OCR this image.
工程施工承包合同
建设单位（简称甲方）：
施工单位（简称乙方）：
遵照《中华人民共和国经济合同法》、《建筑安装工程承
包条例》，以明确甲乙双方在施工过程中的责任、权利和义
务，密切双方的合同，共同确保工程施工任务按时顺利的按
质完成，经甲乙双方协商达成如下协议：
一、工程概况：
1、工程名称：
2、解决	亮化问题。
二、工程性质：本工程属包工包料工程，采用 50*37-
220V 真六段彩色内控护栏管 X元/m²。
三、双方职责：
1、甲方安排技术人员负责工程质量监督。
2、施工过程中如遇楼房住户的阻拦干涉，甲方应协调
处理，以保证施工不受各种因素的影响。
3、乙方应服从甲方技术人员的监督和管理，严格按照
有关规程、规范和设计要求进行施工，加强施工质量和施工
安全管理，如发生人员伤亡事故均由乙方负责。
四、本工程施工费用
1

== == ==

• **The request**: Set down all of the data above, word for word.

• **Complete answer**:
OCR this image.
工程施工承包合同
建设单位（简称甲方）：
施工单位（简称乙方）：
遵照《中华人民共和国经济合同法》、《建筑安装工程承
包条例》，以明确甲乙双方在施工过程中的责任、权利和义
务，密切双方的合同，共同确保工程施工任务按时顺利的按
质完成，经甲乙双方协商达成如下协议：
一、工程概况：
1、工程名称：
2、解决	亮化问题。
二、工程性质：本工程属包工包料工程，采用 50*37-
220V 真六段彩色内控护栏管 X元/m²。
三、双方职责：
1、甲方安排技术人员负责工程质量监督。
2、施工过程中如遇楼房住户的阻拦干涉，甲方应协调
处理，以保证施工不受各种因素的影响。
3、乙方应服从甲方技术人员的监督和管理，严格按照
有关规程、规范和设计要求进行施工，加强施工质量和施工
安全管理，如发生人员伤亡事故均由乙方负责。
四、本工程施工费用
1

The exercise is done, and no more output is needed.